(Saved entries)
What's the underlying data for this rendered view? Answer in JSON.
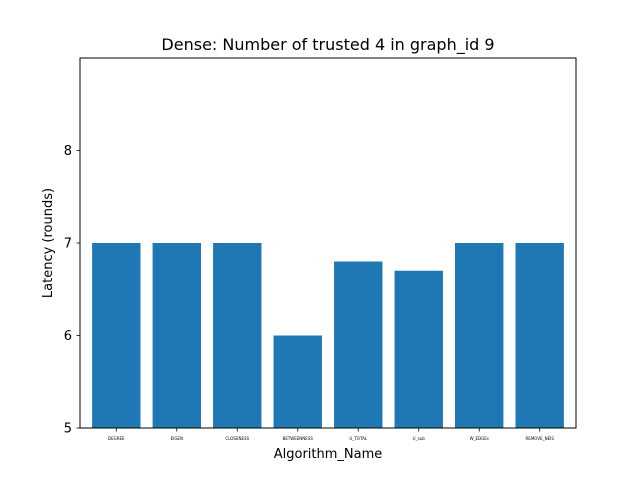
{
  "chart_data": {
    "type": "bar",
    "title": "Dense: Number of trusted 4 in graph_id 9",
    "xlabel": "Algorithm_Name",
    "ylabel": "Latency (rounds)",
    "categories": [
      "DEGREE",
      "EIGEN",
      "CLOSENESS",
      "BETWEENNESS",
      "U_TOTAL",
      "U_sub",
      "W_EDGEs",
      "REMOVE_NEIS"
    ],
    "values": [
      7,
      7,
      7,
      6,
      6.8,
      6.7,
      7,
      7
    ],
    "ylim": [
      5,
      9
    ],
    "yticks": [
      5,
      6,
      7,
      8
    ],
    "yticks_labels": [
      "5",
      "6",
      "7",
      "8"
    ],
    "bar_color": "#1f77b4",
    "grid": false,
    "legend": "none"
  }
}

◆ **What is needed**
Quote the data above in full, leaving out the pictures it holds.

◆ **Solution for this task**
What's the underlying data for this rendered view? Answer in JSON.
{
  "chart_data": {
    "type": "bar",
    "title": "Dense: Number of trusted 4 in graph_id 9",
    "xlabel": "Algorithm_Name",
    "ylabel": "Latency (rounds)",
    "categories": [
      "DEGREE",
      "EIGEN",
      "CLOSENESS",
      "BETWEENNESS",
      "U_TOTAL",
      "U_sub",
      "W_EDGEs",
      "REMOVE_NEIS"
    ],
    "values": [
      7,
      7,
      7,
      6,
      6.8,
      6.7,
      7,
      7
    ],
    "ylim": [
      5,
      9
    ],
    "yticks": [
      5,
      6,
      7,
      8
    ],
    "yticks_labels": [
      "5",
      "6",
      "7",
      "8"
    ],
    "bar_color": "#1f77b4",
    "grid": false,
    "legend": "none"
  }
}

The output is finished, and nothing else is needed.